(Figure collection entries)
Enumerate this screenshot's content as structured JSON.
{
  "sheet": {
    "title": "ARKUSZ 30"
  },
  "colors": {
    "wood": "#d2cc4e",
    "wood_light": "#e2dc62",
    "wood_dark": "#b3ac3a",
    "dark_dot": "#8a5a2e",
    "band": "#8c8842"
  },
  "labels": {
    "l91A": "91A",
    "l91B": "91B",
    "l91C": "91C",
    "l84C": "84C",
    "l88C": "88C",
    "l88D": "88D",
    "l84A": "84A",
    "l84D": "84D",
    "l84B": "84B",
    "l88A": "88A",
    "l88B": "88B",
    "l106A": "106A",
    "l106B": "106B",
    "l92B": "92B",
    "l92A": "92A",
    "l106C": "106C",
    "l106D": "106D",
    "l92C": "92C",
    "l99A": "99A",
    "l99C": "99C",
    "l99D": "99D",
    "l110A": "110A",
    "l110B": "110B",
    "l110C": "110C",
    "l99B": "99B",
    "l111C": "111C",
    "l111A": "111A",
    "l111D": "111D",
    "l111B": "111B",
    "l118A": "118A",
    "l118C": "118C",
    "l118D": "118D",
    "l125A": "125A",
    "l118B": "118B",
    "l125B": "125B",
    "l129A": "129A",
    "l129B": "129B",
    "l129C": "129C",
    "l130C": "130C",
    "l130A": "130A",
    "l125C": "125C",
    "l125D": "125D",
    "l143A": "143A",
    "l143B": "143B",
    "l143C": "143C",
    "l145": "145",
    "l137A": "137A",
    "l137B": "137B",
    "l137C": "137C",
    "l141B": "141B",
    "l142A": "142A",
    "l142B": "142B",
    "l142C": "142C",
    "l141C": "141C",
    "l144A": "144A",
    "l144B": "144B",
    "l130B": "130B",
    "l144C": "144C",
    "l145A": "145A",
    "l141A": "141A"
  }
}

YOUR INSTRUCTIONS:
Would you copy out each line exactly as written?

REPLY:
Enumerate this screenshot's content as structured JSON.
{
  "sheet": {
    "title": "ARKUSZ 30"
  },
  "colors": {
    "wood": "#d2cc4e",
    "wood_light": "#e2dc62",
    "wood_dark": "#b3ac3a",
    "dark_dot": "#8a5a2e",
    "band": "#8c8842"
  },
  "labels": {
    "l91A": "91A",
    "l91B": "91B",
    "l91C": "91C",
    "l84C": "84C",
    "l88C": "88C",
    "l88D": "88D",
    "l84A": "84A",
    "l84D": "84D",
    "l84B": "84B",
    "l88A": "88A",
    "l88B": "88B",
    "l106A": "106A",
    "l106B": "106B",
    "l92B": "92B",
    "l92A": "92A",
    "l106C": "106C",
    "l106D": "106D",
    "l92C": "92C",
    "l99A": "99A",
    "l99C": "99C",
    "l99D": "99D",
    "l110A": "110A",
    "l110B": "110B",
    "l110C": "110C",
    "l99B": "99B",
    "l111C": "111C",
    "l111A": "111A",
    "l111D": "111D",
    "l111B": "111B",
    "l118A": "118A",
    "l118C": "118C",
    "l118D": "118D",
    "l125A": "125A",
    "l118B": "118B",
    "l125B": "125B",
    "l129A": "129A",
    "l129B": "129B",
    "l129C": "129C",
    "l130C": "130C",
    "l130A": "130A",
    "l125C": "125C",
    "l125D": "125D",
    "l143A": "143A",
    "l143B": "143B",
    "l143C": "143C",
    "l145": "145",
    "l137A": "137A",
    "l137B": "137B",
    "l137C": "137C",
    "l141B": "141B",
    "l142A": "142A",
    "l142B": "142B",
    "l142C": "142C",
    "l141C": "141C",
    "l144A": "144A",
    "l144B": "144B",
    "l130B": "130B",
    "l144C": "144C",
    "l145A": "145A",
    "l141A": "141A"
  }
}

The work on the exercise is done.